BEGIN Material provided

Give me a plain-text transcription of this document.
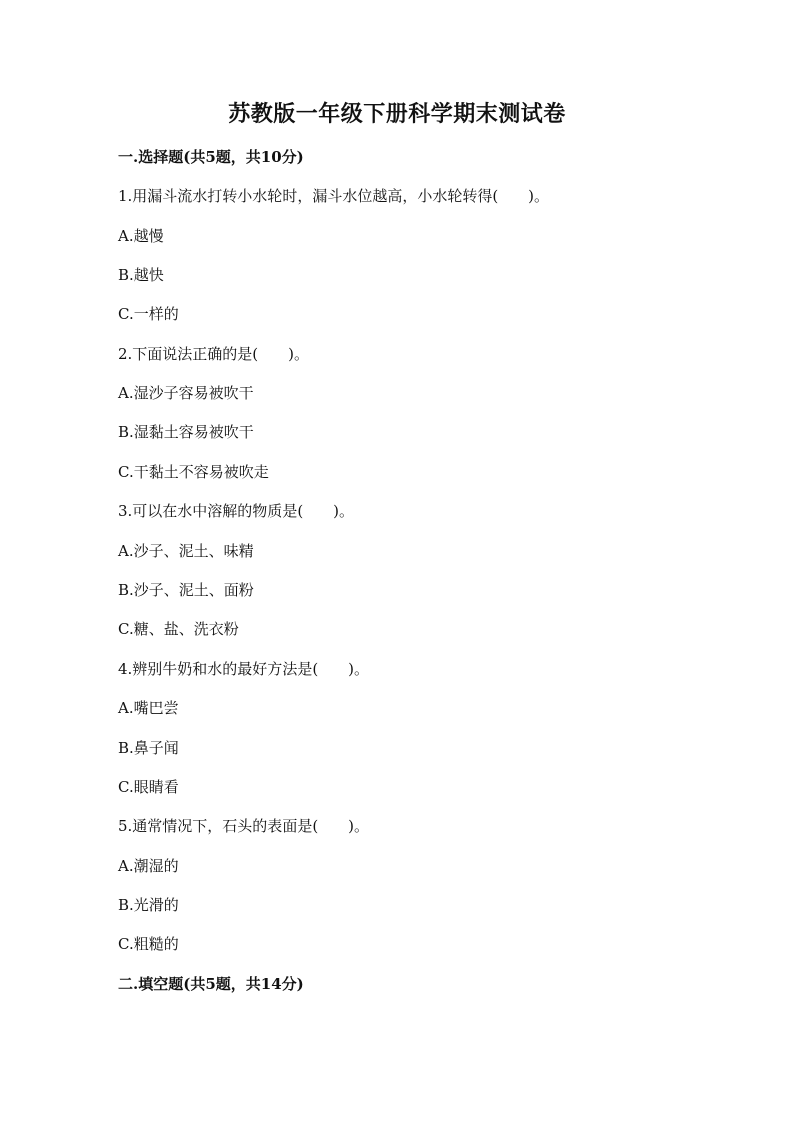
苏教版一年级下册科学期末测试卷
一.选择题(共5题，共10分)
1.用漏斗流水打转小水轮时，漏斗水位越高，小水轮转得(　　)。
A.越慢
B.越快
C.一样的
2.下面说法正确的是(　　)。
A.湿沙子容易被吹干
B.湿黏土容易被吹干
C.干黏土不容易被吹走
3.可以在水中溶解的物质是(　　)。
A.沙子、泥土、味精
B.沙子、泥土、面粉
C.糖、盐、洗衣粉
4.辨别牛奶和水的最好方法是(　　)。
A.嘴巴尝
B.鼻子闻
C.眼睛看
5.通常情况下，石头的表面是(　　)。
A.潮湿的
B.光滑的
C.粗糙的
二.填空题(共5题，共14分)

END Material provided

Task:
Give back the entries verbatim. Do not include any picture.

Reply:
Give me a plain-text transcription of this document.
苏教版一年级下册科学期末测试卷
一.选择题(共5题，共10分)
1.用漏斗流水打转小水轮时，漏斗水位越高，小水轮转得(　　)。
A.越慢
B.越快
C.一样的
2.下面说法正确的是(　　)。
A.湿沙子容易被吹干
B.湿黏土容易被吹干
C.干黏土不容易被吹走
3.可以在水中溶解的物质是(　　)。
A.沙子、泥土、味精
B.沙子、泥土、面粉
C.糖、盐、洗衣粉
4.辨别牛奶和水的最好方法是(　　)。
A.嘴巴尝
B.鼻子闻
C.眼睛看
5.通常情况下，石头的表面是(　　)。
A.潮湿的
B.光滑的
C.粗糙的
二.填空题(共5题，共14分)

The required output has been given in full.